> What this task involves: Within the data that follows, how many lines carry the string "another"? Give the number alone.

> Task inputs:

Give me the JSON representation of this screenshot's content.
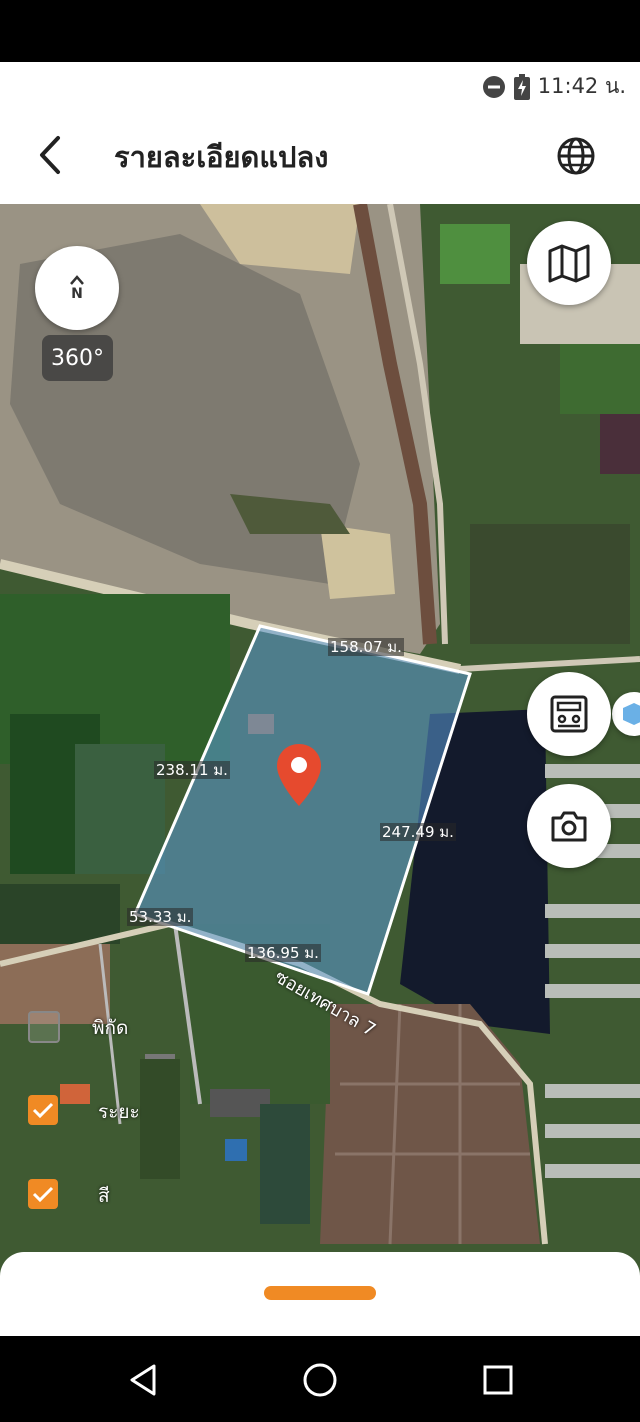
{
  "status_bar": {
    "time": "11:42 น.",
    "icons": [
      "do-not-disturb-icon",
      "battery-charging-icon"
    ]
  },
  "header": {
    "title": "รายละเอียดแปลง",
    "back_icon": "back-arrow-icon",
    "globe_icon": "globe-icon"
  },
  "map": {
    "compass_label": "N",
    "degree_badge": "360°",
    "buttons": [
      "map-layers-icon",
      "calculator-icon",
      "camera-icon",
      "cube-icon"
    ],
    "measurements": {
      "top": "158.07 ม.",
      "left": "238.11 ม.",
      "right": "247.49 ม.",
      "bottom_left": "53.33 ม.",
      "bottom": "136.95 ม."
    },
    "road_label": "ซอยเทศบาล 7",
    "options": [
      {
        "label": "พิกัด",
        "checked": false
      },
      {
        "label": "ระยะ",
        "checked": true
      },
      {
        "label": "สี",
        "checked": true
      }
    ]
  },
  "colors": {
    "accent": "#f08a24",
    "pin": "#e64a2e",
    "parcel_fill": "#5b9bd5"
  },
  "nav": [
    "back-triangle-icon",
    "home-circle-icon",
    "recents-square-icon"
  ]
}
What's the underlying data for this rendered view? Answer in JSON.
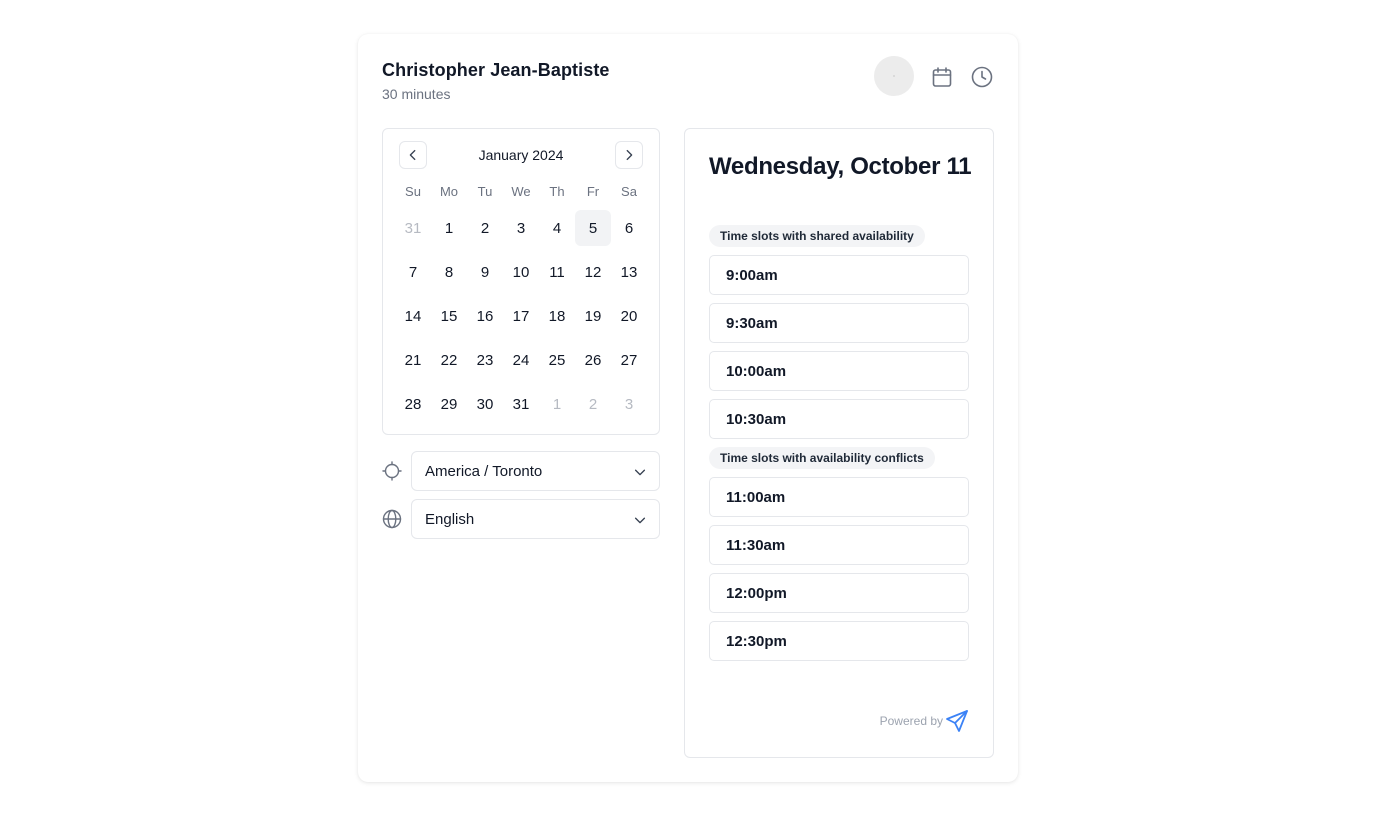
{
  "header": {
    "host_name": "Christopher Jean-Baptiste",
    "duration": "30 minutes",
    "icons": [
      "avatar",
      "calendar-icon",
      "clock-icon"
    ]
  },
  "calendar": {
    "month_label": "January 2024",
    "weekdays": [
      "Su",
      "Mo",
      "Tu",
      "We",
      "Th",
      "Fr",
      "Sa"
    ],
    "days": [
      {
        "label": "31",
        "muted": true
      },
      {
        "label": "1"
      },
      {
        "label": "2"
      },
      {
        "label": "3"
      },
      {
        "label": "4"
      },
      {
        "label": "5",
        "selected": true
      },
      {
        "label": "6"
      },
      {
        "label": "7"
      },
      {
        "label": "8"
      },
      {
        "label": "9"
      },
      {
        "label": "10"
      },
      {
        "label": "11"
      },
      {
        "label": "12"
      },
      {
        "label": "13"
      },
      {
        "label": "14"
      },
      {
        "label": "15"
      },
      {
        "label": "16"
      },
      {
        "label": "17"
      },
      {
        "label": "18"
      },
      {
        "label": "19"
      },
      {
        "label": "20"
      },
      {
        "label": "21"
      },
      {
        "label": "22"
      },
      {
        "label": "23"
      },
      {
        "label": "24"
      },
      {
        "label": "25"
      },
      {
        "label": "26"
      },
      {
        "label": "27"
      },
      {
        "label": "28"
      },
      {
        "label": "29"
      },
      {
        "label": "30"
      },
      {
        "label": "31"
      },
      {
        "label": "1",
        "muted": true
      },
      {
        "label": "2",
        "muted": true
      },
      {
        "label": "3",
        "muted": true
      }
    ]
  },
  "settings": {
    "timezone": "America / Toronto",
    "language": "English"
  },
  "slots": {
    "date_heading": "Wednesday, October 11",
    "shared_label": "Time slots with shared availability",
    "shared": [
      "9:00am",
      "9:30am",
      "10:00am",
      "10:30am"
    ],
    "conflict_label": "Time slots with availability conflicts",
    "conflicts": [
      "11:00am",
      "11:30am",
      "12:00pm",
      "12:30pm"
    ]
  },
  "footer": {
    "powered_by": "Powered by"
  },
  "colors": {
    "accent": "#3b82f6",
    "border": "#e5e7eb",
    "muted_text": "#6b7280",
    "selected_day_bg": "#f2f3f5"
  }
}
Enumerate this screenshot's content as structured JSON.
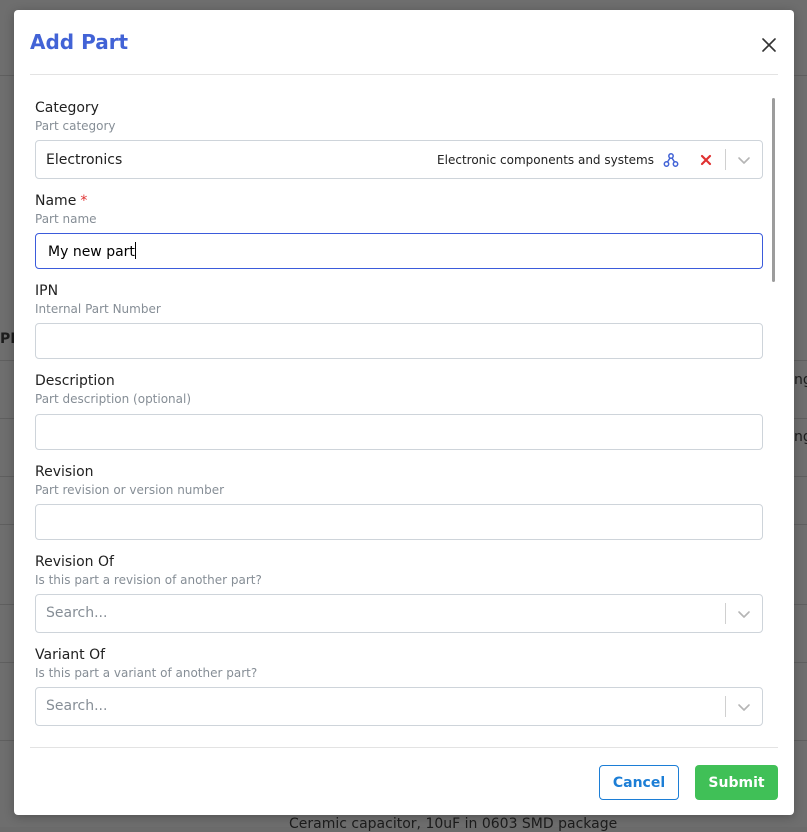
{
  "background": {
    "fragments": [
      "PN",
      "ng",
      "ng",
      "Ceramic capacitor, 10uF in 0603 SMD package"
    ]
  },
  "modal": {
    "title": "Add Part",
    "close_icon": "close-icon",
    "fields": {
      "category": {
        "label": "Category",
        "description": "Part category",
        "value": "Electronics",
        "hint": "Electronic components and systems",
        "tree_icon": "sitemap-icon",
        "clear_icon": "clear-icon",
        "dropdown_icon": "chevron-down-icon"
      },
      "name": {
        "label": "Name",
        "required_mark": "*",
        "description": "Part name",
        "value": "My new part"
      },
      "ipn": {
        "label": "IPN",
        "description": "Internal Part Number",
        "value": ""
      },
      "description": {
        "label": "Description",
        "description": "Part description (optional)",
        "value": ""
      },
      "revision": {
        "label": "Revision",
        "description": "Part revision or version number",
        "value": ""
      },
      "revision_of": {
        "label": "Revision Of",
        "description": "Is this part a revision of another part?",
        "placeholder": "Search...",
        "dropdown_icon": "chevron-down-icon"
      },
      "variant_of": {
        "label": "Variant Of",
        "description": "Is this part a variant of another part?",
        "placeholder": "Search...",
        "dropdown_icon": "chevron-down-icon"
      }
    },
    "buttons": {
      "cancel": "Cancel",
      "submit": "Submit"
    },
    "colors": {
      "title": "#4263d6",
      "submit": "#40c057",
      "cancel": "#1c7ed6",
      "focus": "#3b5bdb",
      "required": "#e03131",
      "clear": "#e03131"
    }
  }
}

* * *

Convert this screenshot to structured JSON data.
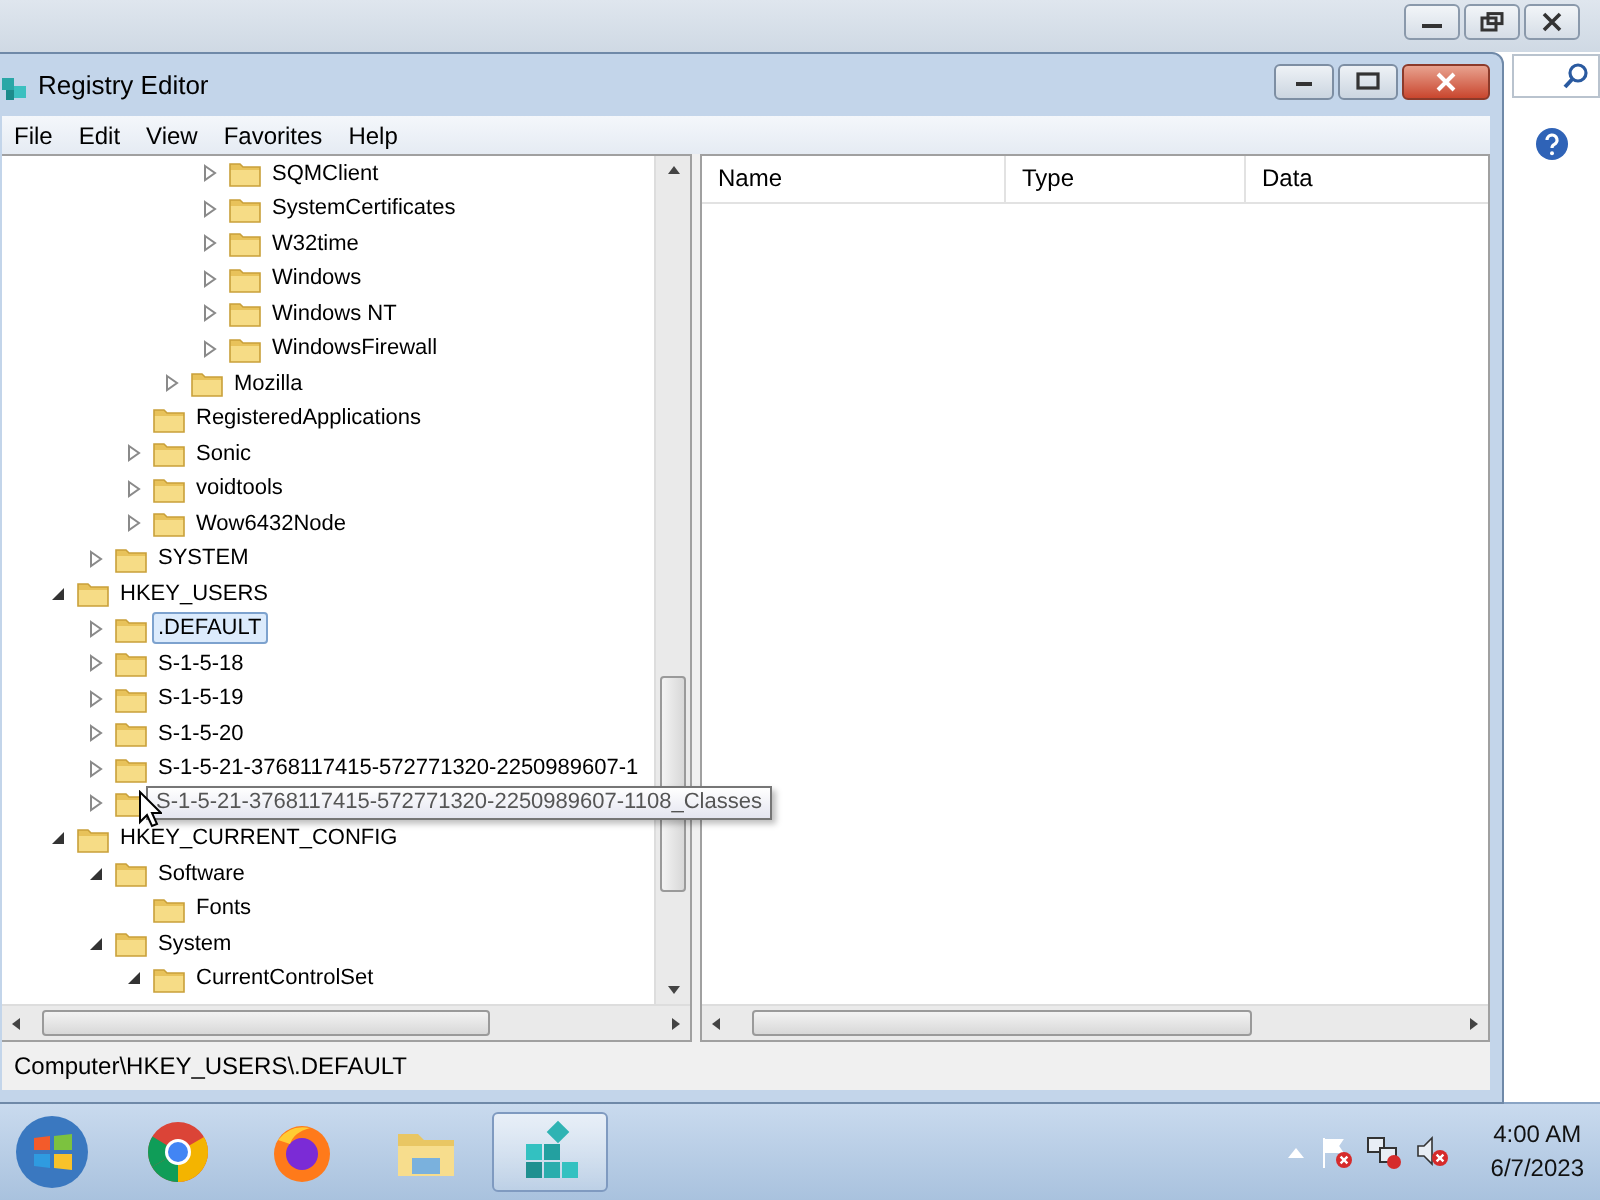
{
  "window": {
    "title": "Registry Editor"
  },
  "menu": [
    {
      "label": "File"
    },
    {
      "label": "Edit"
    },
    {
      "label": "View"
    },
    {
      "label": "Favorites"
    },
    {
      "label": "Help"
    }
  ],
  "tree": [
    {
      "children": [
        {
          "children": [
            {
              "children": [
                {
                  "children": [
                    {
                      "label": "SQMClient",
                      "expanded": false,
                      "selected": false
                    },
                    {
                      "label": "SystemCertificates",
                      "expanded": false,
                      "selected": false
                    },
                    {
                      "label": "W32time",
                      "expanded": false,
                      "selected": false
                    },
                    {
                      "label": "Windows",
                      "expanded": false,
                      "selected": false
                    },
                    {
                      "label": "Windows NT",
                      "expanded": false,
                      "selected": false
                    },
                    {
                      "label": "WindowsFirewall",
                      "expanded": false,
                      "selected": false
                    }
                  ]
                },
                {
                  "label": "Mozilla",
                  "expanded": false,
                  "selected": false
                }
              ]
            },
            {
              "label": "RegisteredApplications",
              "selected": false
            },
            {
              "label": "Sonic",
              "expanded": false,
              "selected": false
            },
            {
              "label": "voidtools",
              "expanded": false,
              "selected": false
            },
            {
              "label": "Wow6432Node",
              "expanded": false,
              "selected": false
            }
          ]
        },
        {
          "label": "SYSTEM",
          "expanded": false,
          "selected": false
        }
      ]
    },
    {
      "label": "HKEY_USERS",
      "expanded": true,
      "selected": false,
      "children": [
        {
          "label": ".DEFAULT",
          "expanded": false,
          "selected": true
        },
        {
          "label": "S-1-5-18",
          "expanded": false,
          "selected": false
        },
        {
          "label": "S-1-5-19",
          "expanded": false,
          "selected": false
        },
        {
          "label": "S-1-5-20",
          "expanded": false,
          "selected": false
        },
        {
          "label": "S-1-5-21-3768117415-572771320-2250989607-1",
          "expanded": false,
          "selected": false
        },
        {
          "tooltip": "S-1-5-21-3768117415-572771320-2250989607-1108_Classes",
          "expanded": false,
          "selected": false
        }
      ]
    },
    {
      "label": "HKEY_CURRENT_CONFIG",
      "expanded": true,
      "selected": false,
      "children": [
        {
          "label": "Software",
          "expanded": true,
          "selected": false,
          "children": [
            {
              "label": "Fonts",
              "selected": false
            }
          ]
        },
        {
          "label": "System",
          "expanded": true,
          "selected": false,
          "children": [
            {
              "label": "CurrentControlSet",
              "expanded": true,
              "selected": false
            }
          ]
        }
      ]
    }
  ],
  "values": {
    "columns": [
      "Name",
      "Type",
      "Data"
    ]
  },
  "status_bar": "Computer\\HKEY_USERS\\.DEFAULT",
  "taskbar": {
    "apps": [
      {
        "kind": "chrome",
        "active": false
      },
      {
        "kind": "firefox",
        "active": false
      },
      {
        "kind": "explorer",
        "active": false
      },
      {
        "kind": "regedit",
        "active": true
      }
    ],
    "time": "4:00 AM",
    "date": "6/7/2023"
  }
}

==

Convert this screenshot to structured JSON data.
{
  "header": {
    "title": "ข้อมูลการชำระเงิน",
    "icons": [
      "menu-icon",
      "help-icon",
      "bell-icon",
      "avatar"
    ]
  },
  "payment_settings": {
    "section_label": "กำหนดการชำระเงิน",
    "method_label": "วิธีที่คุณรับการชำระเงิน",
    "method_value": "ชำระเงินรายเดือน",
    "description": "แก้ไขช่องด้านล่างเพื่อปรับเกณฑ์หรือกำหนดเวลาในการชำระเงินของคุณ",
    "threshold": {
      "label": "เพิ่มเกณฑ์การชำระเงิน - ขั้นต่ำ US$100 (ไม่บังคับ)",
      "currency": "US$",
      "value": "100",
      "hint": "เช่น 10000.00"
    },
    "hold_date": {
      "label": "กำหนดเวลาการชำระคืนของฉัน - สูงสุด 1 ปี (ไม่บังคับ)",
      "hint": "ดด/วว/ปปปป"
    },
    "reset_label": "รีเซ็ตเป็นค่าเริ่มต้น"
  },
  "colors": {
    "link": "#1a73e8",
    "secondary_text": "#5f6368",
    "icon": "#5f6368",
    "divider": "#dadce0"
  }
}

> Solution: 2